> _DATA RECORDS_

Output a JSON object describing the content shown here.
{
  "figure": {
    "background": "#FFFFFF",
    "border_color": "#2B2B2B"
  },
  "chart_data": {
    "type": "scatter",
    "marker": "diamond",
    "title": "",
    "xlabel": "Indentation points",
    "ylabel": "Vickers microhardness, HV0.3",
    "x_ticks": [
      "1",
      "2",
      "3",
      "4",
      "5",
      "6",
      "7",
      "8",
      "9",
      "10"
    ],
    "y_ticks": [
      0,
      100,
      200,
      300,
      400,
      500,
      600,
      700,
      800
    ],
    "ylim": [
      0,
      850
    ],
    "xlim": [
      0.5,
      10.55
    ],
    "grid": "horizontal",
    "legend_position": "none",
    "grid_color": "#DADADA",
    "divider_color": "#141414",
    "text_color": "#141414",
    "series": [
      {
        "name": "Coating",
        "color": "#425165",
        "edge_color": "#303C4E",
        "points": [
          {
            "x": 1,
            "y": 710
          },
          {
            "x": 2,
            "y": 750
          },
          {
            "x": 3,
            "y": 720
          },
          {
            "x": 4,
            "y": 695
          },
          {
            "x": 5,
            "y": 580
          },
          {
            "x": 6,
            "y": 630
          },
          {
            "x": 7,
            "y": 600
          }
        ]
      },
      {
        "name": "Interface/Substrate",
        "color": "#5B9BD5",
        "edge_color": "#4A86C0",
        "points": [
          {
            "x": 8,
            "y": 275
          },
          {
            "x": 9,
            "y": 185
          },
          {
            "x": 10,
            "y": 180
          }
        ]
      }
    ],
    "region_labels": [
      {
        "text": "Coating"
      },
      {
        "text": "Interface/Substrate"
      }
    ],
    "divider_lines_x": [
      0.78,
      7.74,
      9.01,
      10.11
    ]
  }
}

> _STATED GOAL_
Reproduce the full set of records precisely.

> _TASK RESULT_
Output a JSON object describing the content shown here.
{
  "figure": {
    "background": "#FFFFFF",
    "border_color": "#2B2B2B"
  },
  "chart_data": {
    "type": "scatter",
    "marker": "diamond",
    "title": "",
    "xlabel": "Indentation points",
    "ylabel": "Vickers microhardness, HV0.3",
    "x_ticks": [
      "1",
      "2",
      "3",
      "4",
      "5",
      "6",
      "7",
      "8",
      "9",
      "10"
    ],
    "y_ticks": [
      0,
      100,
      200,
      300,
      400,
      500,
      600,
      700,
      800
    ],
    "ylim": [
      0,
      850
    ],
    "xlim": [
      0.5,
      10.55
    ],
    "grid": "horizontal",
    "legend_position": "none",
    "grid_color": "#DADADA",
    "divider_color": "#141414",
    "text_color": "#141414",
    "series": [
      {
        "name": "Coating",
        "color": "#425165",
        "edge_color": "#303C4E",
        "points": [
          {
            "x": 1,
            "y": 710
          },
          {
            "x": 2,
            "y": 750
          },
          {
            "x": 3,
            "y": 720
          },
          {
            "x": 4,
            "y": 695
          },
          {
            "x": 5,
            "y": 580
          },
          {
            "x": 6,
            "y": 630
          },
          {
            "x": 7,
            "y": 600
          }
        ]
      },
      {
        "name": "Interface/Substrate",
        "color": "#5B9BD5",
        "edge_color": "#4A86C0",
        "points": [
          {
            "x": 8,
            "y": 275
          },
          {
            "x": 9,
            "y": 185
          },
          {
            "x": 10,
            "y": 180
          }
        ]
      }
    ],
    "region_labels": [
      {
        "text": "Coating"
      },
      {
        "text": "Interface/Substrate"
      }
    ],
    "divider_lines_x": [
      0.78,
      7.74,
      9.01,
      10.11
    ]
  }
}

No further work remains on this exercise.